_Exercise prompt_
Report each line of the data that has "color" somewhere in it.

___ Exercise material ___

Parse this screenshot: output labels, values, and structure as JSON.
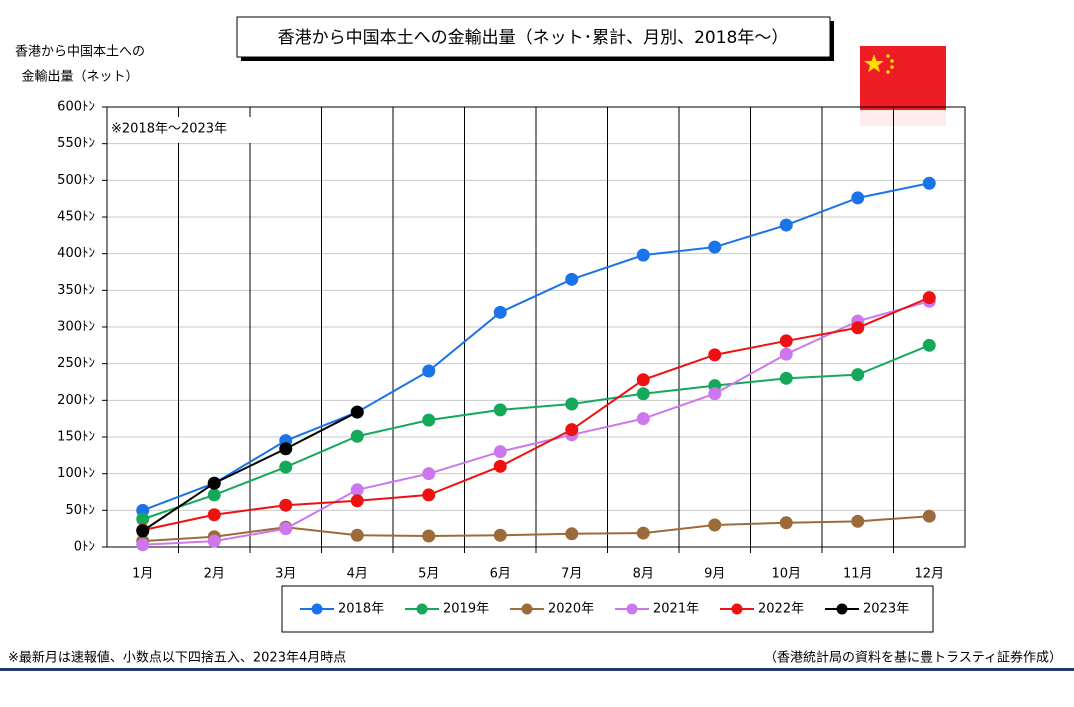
{
  "chart_data": {
    "type": "line",
    "title": "香港から中国本土への金輸出量（ネット･累計、月別、2018年～）",
    "y_label": [
      "香港から中国本土への",
      "金輸出量（ネット）"
    ],
    "annotation": "※2018年～2023年",
    "footnote": "※最新月は速報値、小数点以下四捨五入、2023年4月時点",
    "source": "（香港統計局の資料を基に豊トラスティ証券作成）",
    "categories": [
      "1月",
      "2月",
      "3月",
      "4月",
      "5月",
      "6月",
      "7月",
      "8月",
      "9月",
      "10月",
      "11月",
      "12月"
    ],
    "ylim": [
      0,
      600
    ],
    "yticks": [
      {
        "value": 0,
        "label": "0ﾄﾝ"
      },
      {
        "value": 50,
        "label": "50ﾄﾝ"
      },
      {
        "value": 100,
        "label": "100ﾄﾝ"
      },
      {
        "value": 150,
        "label": "150ﾄﾝ"
      },
      {
        "value": 200,
        "label": "200ﾄﾝ"
      },
      {
        "value": 250,
        "label": "250ﾄﾝ"
      },
      {
        "value": 300,
        "label": "300ﾄﾝ"
      },
      {
        "value": 350,
        "label": "350ﾄﾝ"
      },
      {
        "value": 400,
        "label": "400ﾄﾝ"
      },
      {
        "value": 450,
        "label": "450ﾄﾝ"
      },
      {
        "value": 500,
        "label": "500ﾄﾝ"
      },
      {
        "value": 550,
        "label": "550ﾄﾝ"
      },
      {
        "value": 600,
        "label": "600ﾄﾝ"
      }
    ],
    "grid": true,
    "series": [
      {
        "name": "2018年",
        "color": "#1a73e8",
        "values": [
          50,
          87,
          145,
          184,
          240,
          320,
          365,
          398,
          409,
          439,
          476,
          496
        ]
      },
      {
        "name": "2019年",
        "color": "#16a85a",
        "values": [
          38,
          71,
          109,
          151,
          173,
          187,
          195,
          209,
          220,
          230,
          235,
          275
        ]
      },
      {
        "name": "2020年",
        "color": "#9c6b3c",
        "values": [
          8,
          14,
          27,
          16,
          15,
          16,
          18,
          19,
          30,
          33,
          35,
          42
        ]
      },
      {
        "name": "2021年",
        "color": "#cc77ee",
        "values": [
          3,
          8,
          25,
          78,
          100,
          130,
          153,
          175,
          209,
          263,
          308,
          335
        ]
      },
      {
        "name": "2022年",
        "color": "#ee1111",
        "values": [
          23,
          44,
          57,
          63,
          71,
          110,
          160,
          228,
          262,
          281,
          299,
          340
        ]
      },
      {
        "name": "2023年",
        "color": "#000000",
        "values": [
          22,
          87,
          134,
          184,
          null,
          null,
          null,
          null,
          null,
          null,
          null,
          null
        ]
      }
    ]
  }
}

___

_The result_
        "color": "#1a73e8",
        "color": "#16a85a",
        "color": "#9c6b3c",
        "color": "#cc77ee",
        "color": "#ee1111",
        "color": "#000000",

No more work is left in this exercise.